[TEXT SECTION Boundary: Start]

While Natural Family Planning Awareness Week 2012 has passed, I still find myself counting my blessings that it is a part of my life. When it comes to the birth control debate, there are a few ways my life could have gone:
I walk into my gynecologist’s office for the first time. I am seriously intimidated at the thought of “becoming a woman” with a broken body. My cycles are irregular and it feels complicated. My mom is there with me, but she does not have irregular cycles. Her and my doctor decide that it is best to regulate them for the time being with birth control. I am being given medicine by a medical professional and I do not question it. I stay on various forms of hormonal birth control throughout high school and college under the constant reminder that I am broken and this helps to make me “normal”. When it comes time for my husband and I to begin planning our family, the hormonal birth control I have been on for nearly ten years has not only masked my heath issues, but it has increased my risk for breast cancer and brought about more fertility issues. I spent ten years of my life unaware of what I was doing.
I walk into my gynecologist’s office for the first time. I am seriously intimidated at the thought of “becoming a woman” with a broken body. My cycles are irregular and it feels complicated. My mom backs my decision to not try to control the irregular cycles at this time. She continues to back me for no reason other than my heart is telling me there is something that just doesn’t feel right about it. The encouragement she gives me through all of this helps me build confidence to seek out other options. I find a doctor and a natural family planning method that helps me to understand my body and to figure out what is causing the irregular cycles. The method helps me to monitor my own ovulation and cycles. With my doctor, I am able to isolate the cause of the irregular cycles, and when I am married and we begin to plan out our life, we know beforehand the possible problems we could face and we have a plan of action. There is no guess work involved, and I am fully informed.
I know that every woman has a different body, a different story, and a different outcome. I know that this is not a perfect example, but for me those scenarios accurately reflect how that one event impacted my life. Often when I engage in a discussion about birth control, I am presented with the following arguments (just to name a few):
1. Hormonal birth control is a way for women to have it all: careers first, then a small tidy family when they are ready.
2. Birth control helps women that have crazy cycles. Women with crazy cycles cannot use NFP because their cycles are not normal.
3. It is just a way for them to control when they have a child: it is for those just looking to take back the control that society has taken from them.

[TEXT SECTION Boundary: End]

**PROBLEM DESCRIPTION**
Resume the essay about birth control and natural family planning, starting right after the third argument in its list.

[DATASET EXCERPTS Boundary: Start]

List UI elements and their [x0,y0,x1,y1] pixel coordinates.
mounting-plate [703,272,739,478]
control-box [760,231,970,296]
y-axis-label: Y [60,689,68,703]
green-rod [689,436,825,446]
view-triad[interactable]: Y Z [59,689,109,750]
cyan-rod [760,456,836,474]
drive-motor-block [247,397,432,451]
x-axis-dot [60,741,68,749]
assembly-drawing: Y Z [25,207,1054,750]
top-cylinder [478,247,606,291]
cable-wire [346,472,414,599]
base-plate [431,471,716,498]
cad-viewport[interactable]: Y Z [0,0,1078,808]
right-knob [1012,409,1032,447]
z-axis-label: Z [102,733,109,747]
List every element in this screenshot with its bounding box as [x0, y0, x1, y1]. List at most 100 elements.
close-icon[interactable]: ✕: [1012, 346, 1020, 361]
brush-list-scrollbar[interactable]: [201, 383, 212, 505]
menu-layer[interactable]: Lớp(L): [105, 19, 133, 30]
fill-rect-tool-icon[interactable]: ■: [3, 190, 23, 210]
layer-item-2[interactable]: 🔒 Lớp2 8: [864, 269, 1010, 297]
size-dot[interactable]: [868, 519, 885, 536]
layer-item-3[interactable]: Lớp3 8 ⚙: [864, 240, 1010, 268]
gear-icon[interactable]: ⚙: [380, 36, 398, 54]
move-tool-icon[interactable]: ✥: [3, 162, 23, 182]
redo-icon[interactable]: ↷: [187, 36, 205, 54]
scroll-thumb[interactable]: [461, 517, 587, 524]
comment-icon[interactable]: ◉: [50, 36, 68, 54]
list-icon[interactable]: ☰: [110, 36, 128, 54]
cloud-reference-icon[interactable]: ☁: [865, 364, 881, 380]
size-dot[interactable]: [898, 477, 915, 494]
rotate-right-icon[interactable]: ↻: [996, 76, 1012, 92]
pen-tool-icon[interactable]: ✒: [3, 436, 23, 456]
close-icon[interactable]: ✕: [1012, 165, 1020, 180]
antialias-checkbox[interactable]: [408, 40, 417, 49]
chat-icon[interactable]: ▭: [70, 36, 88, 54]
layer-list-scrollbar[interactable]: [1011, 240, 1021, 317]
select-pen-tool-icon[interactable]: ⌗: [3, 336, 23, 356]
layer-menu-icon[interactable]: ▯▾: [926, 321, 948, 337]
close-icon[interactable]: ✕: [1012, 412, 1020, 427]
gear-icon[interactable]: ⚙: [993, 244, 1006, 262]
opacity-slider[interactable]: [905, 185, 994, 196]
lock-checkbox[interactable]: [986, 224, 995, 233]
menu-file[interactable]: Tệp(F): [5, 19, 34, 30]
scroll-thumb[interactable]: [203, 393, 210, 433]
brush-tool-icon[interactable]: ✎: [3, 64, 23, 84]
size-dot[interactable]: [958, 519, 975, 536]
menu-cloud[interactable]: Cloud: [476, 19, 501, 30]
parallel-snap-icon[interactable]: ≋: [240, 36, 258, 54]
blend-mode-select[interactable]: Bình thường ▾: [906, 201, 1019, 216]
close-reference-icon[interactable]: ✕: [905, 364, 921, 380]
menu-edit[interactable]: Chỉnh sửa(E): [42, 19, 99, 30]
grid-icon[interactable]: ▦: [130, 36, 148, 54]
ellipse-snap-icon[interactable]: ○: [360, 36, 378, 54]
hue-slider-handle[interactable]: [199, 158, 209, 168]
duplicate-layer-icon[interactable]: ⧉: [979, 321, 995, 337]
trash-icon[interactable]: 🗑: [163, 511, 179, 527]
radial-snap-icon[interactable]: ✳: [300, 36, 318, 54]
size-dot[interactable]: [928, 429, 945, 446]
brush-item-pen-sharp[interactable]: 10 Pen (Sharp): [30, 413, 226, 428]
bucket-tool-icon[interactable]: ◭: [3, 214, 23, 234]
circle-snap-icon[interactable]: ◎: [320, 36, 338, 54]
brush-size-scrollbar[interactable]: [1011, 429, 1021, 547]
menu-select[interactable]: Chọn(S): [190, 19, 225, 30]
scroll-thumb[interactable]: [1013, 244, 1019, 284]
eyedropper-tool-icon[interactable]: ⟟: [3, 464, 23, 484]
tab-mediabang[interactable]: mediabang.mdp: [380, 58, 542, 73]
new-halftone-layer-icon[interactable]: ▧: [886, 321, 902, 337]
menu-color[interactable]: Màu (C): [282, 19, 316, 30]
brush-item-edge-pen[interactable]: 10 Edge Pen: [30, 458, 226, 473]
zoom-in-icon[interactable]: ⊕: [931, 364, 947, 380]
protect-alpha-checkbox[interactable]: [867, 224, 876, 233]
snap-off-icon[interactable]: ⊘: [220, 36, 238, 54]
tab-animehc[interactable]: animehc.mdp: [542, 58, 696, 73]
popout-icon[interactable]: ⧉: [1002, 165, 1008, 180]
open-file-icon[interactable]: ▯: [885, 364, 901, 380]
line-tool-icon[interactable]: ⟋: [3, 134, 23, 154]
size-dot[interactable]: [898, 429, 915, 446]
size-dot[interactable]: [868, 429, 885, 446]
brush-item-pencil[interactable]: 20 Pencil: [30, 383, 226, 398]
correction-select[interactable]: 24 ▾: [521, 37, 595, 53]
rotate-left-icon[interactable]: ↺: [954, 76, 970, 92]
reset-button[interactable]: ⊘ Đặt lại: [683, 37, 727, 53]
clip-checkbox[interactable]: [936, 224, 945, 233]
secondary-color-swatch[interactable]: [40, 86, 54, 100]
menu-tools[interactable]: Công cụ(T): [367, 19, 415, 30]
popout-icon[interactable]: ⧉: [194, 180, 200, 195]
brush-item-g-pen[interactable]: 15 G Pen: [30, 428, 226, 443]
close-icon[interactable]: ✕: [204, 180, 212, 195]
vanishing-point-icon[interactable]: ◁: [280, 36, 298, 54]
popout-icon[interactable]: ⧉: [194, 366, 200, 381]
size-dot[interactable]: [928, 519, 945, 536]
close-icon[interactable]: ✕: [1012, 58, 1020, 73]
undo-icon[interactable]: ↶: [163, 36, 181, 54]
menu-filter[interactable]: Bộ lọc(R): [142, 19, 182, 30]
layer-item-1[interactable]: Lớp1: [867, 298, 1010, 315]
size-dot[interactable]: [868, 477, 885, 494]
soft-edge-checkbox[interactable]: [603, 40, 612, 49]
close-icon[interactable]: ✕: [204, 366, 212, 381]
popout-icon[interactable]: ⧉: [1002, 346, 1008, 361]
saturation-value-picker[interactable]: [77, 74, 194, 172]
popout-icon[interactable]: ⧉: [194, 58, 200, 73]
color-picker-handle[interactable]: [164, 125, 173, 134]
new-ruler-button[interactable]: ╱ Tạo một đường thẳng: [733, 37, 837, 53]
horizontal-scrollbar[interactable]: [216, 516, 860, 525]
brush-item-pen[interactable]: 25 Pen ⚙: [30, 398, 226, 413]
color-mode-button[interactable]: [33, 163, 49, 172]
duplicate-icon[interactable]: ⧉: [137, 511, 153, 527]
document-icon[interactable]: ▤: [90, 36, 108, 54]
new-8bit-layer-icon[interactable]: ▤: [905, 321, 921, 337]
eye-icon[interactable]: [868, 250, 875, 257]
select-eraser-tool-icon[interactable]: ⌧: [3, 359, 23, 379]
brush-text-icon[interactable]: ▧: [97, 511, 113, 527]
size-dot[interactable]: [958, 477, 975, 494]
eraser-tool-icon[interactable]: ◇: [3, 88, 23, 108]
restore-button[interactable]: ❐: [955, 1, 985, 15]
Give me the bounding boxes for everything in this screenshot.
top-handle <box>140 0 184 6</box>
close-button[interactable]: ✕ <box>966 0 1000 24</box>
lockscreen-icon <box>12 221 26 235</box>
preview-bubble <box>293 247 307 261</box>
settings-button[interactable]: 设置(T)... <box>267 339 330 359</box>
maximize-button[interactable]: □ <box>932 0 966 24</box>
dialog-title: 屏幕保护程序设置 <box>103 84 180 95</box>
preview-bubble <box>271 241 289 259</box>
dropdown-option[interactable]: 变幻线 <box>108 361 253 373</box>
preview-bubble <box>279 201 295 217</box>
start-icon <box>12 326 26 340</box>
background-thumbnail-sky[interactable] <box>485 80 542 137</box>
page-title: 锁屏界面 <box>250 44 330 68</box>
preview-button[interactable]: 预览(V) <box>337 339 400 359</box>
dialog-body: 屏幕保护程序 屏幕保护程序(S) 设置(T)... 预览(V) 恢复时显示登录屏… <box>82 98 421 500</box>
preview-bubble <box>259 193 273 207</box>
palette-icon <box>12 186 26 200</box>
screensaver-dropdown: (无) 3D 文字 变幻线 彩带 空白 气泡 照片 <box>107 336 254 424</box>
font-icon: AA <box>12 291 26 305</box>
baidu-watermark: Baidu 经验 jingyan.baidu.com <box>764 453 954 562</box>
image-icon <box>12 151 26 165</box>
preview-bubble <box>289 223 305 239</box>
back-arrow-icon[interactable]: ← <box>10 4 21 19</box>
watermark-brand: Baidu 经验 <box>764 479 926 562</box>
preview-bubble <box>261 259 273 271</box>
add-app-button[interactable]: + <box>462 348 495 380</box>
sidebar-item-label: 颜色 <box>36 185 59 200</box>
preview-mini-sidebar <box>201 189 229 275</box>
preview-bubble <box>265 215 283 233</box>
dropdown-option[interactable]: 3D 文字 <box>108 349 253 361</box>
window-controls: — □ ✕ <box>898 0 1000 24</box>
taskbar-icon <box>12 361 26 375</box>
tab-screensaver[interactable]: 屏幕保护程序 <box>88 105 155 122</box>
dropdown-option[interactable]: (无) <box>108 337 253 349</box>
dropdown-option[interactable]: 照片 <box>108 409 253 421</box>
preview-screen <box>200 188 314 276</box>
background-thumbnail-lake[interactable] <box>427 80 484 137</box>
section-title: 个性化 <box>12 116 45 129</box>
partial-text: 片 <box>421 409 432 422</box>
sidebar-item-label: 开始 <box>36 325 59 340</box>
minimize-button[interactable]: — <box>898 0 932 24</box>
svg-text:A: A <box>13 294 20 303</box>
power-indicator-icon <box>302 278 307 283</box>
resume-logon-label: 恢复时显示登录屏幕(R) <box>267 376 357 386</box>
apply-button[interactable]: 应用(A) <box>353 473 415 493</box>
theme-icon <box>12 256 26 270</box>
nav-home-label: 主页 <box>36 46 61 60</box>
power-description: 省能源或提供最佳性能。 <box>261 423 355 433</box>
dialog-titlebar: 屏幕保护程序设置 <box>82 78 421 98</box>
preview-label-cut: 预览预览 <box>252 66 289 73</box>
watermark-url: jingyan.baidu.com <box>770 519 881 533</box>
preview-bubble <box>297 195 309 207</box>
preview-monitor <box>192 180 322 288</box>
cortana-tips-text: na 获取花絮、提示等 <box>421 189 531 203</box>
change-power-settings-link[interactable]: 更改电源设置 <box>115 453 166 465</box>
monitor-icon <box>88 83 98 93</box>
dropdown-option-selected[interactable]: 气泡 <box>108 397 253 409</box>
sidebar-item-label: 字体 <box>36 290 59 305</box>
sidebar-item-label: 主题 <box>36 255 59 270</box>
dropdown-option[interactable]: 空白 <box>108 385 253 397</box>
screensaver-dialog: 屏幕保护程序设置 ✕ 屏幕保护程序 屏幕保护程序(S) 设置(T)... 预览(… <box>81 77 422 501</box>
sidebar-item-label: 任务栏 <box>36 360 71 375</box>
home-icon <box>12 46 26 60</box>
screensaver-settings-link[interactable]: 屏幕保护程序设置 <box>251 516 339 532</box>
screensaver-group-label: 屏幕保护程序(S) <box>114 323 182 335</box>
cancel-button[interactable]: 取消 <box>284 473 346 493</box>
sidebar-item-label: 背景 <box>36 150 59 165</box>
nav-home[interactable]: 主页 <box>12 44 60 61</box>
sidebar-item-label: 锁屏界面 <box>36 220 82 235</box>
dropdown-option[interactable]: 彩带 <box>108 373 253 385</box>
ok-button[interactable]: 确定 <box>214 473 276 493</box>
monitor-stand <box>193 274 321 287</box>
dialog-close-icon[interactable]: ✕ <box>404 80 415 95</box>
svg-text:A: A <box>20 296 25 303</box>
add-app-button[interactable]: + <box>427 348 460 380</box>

[DATASET EXCERPTS Boundary: End]

**REPLY**
4. The risks are known and it is worth it.
I am not so self righteous to believe that I speak for every woman. I also am fully aware of the rather giant leap of faith it takes for single folks to remain abstinent, and married folks to remain open to life in their marriages (and all the responsibilities that come with it). Acknowledging these things, I offer the following responses to the above arguments:
1. Having it all simply does not exist for men or women. However, we can have a fulfilling life if we choose to love others. The highest form of love is sacrificial love. Love of our children, spouses, families and friends is full of trials, triumphs and sacrifices. All of those things are worth it.
2. I have irregular, crazy cycles and I use NFP. They have become less crazy and irregular over time with proper medical treatment that treats causes, not symptoms. I am an expert on my body.
3. I offer Scenarios One and Two as a response to this argument. In which scenario did I have more “control”? No one’s body is exactly like mine and while I utilize NFP to understand my body, not to control it, I do so with informed consent: I am fully aware of ALL my options and I have chosen the least harmful.
4. This argument is given confrontationally usually. I know that not every person has access to NFP at this time. I also know that there is A TON of misinformation about NFP, and that popping a pill or inserting some crazy looking devise seems easier than taking a class that teaches you about how to recognize the signs of ovulation and how to tailor an NFP method to your own body. I can’t change this argument’s mind. I do however challenge this argument to give informed consent in its truest form: really truly do the research. Really truly understand what NFP is, and the true risks and stats of birth control. Demand that women deserve comprehensive health care. Then make your choice.